- [Problem details]:
Retype the data below without altering anything.

Begin

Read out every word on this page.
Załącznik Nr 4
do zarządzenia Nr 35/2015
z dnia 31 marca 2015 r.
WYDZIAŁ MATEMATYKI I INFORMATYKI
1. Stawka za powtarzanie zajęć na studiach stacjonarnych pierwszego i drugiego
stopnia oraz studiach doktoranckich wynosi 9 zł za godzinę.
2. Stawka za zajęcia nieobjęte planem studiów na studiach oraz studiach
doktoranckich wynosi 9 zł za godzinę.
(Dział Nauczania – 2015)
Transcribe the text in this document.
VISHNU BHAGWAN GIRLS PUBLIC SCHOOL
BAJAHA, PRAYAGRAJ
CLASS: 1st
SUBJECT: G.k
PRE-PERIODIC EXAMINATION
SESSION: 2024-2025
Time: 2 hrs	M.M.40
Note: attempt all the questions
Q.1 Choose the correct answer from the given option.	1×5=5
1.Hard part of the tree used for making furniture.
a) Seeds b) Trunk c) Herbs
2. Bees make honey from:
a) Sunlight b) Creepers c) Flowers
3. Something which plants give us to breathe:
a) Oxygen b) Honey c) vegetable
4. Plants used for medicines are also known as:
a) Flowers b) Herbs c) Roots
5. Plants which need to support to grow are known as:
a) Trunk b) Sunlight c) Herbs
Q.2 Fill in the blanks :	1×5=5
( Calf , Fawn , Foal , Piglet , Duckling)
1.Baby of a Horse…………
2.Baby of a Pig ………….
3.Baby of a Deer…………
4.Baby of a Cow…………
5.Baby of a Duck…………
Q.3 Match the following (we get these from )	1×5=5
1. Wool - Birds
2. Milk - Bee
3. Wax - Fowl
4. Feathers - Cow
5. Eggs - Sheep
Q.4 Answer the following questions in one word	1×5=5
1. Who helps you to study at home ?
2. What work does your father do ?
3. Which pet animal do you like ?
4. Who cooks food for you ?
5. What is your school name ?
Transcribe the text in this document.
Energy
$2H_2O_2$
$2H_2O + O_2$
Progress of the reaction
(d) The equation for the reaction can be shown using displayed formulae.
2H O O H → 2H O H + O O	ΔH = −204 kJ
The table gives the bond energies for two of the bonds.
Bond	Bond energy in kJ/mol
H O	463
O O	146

End

- [Task result]:
Read out every word on this page.
Załącznik Nr 4
do zarządzenia Nr 35/2015
z dnia 31 marca 2015 r.
WYDZIAŁ MATEMATYKI I INFORMATYKI
1. Stawka za powtarzanie zajęć na studiach stacjonarnych pierwszego i drugiego
stopnia oraz studiach doktoranckich wynosi 9 zł za godzinę.
2. Stawka za zajęcia nieobjęte planem studiów na studiach oraz studiach
doktoranckich wynosi 9 zł za godzinę.
(Dział Nauczania – 2015)
Transcribe the text in this document.
VISHNU BHAGWAN GIRLS PUBLIC SCHOOL
BAJAHA, PRAYAGRAJ
CLASS: 1st
SUBJECT: G.k
PRE-PERIODIC EXAMINATION
SESSION: 2024-2025
Time: 2 hrs	M.M.40
Note: attempt all the questions
Q.1 Choose the correct answer from the given option.	1×5=5
1.Hard part of the tree used for making furniture.
a) Seeds b) Trunk c) Herbs
2. Bees make honey from:
a) Sunlight b) Creepers c) Flowers
3. Something which plants give us to breathe:
a) Oxygen b) Honey c) vegetable
4. Plants used for medicines are also known as:
a) Flowers b) Herbs c) Roots
5. Plants which need to support to grow are known as:
a) Trunk b) Sunlight c) Herbs
Q.2 Fill in the blanks :	1×5=5
( Calf , Fawn , Foal , Piglet , Duckling)
1.Baby of a Horse…………
2.Baby of a Pig ………….
3.Baby of a Deer…………
4.Baby of a Cow…………
5.Baby of a Duck…………
Q.3 Match the following (we get these from )	1×5=5
1. Wool - Birds
2. Milk - Bee
3. Wax - Fowl
4. Feathers - Cow
5. Eggs - Sheep
Q.4 Answer the following questions in one word	1×5=5
1. Who helps you to study at home ?
2. What work does your father do ?
3. Which pet animal do you like ?
4. Who cooks food for you ?
5. What is your school name ?
Transcribe the text in this document.
Energy
$2H_2O_2$
$2H_2O + O_2$
Progress of the reaction
(d) The equation for the reaction can be shown using displayed formulae.
2H O O H → 2H O H + O O	ΔH = −204 kJ
The table gives the bond energies for two of the bonds.
Bond	Bond energy in kJ/mol
H O	463
O O	146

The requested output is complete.